(Dataset records)
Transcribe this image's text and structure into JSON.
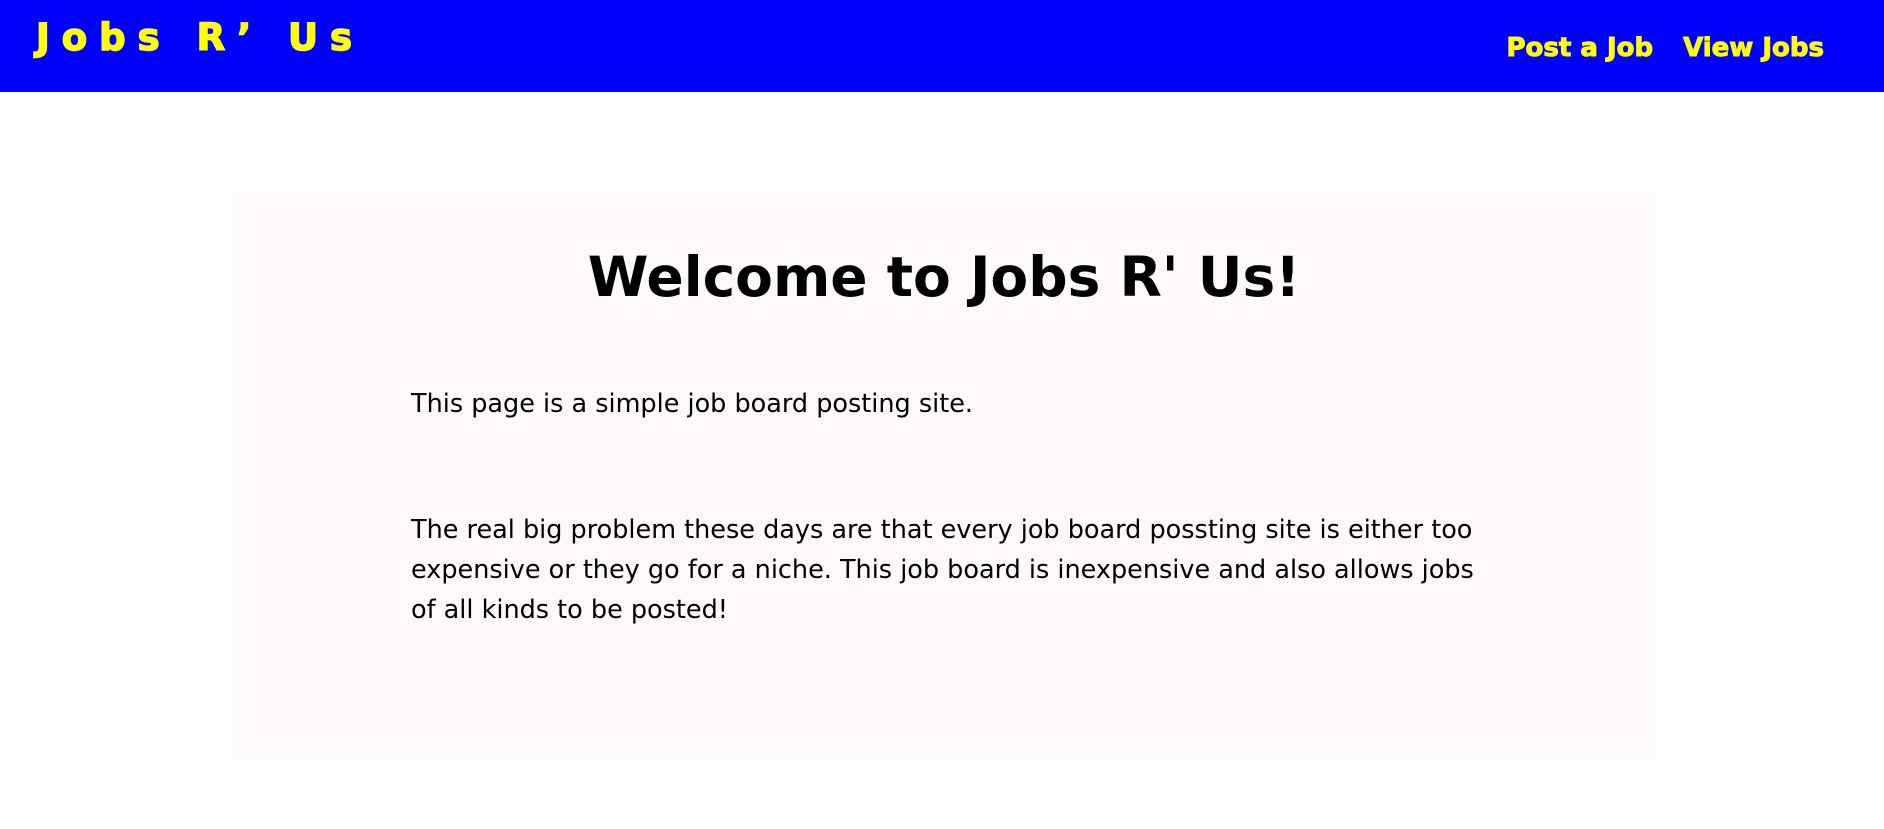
{
  "header": {
    "brand": "Jobs R’ Us",
    "nav": [
      {
        "label": "Post a Job"
      },
      {
        "label": "View Jobs"
      }
    ]
  },
  "main": {
    "title": "Welcome to Jobs R' Us!",
    "paragraphs": [
      "This page is a simple job board posting site.",
      "The real big problem these days are that every job board possting site is either too expensive or they go for a niche. This job board is inexpensive and also allows jobs of all kinds to be posted!"
    ]
  },
  "colors": {
    "header_bg": "#0000ff",
    "header_text": "#ffff00",
    "card_bg": "#fdf9fa",
    "body_text": "#000000"
  }
}
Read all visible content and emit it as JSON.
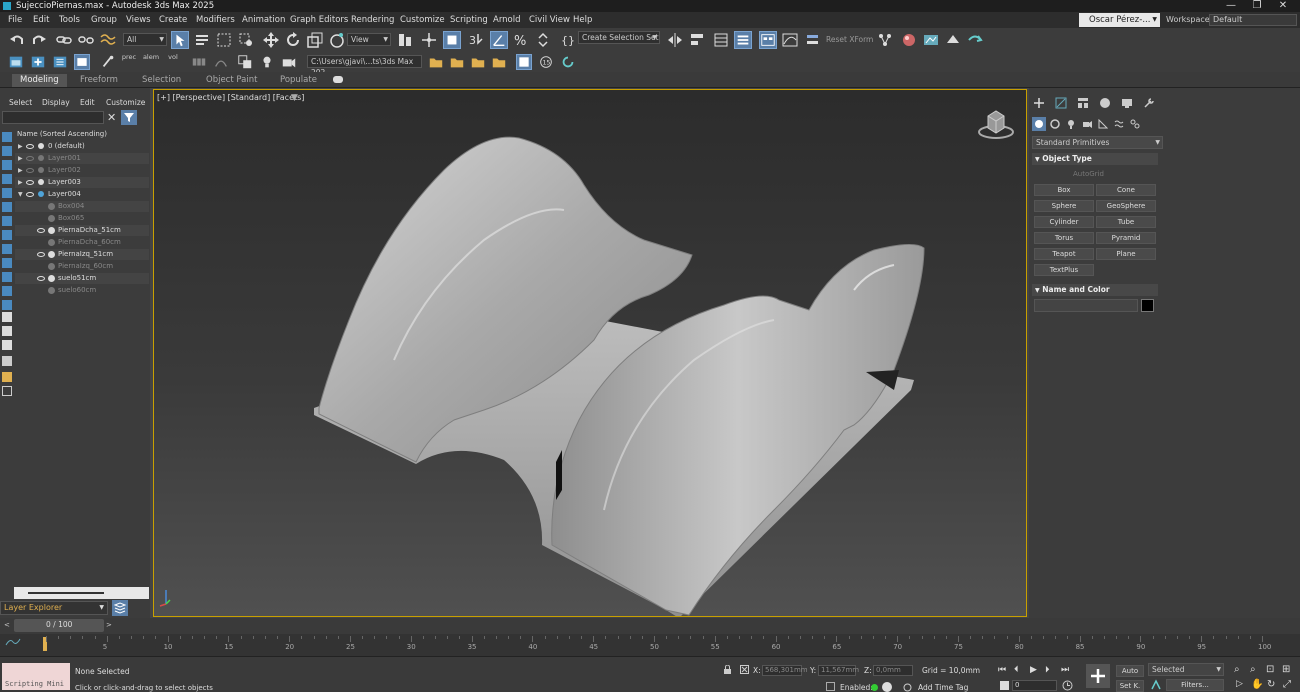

- **DESCRIPTION OF THE TASK**:
All of the records above must be copied exactly, except for the pictures.

- **REPLY**:
Transcribe this image's text and structure into JSON.
{
  "header": {
    "brand": "Jobs R’ Us",
    "nav": [
      {
        "label": "Post a Job"
      },
      {
        "label": "View Jobs"
      }
    ]
  },
  "main": {
    "title": "Welcome to Jobs R' Us!",
    "paragraphs": [
      "This page is a simple job board posting site.",
      "The real big problem these days are that every job board possting site is either too expensive or they go for a niche. This job board is inexpensive and also allows jobs of all kinds to be posted!"
    ]
  },
  "colors": {
    "header_bg": "#0000ff",
    "header_text": "#ffff00",
    "card_bg": "#fdf9fa",
    "body_text": "#000000"
  }
}
Read all visible content and emit it as JSON.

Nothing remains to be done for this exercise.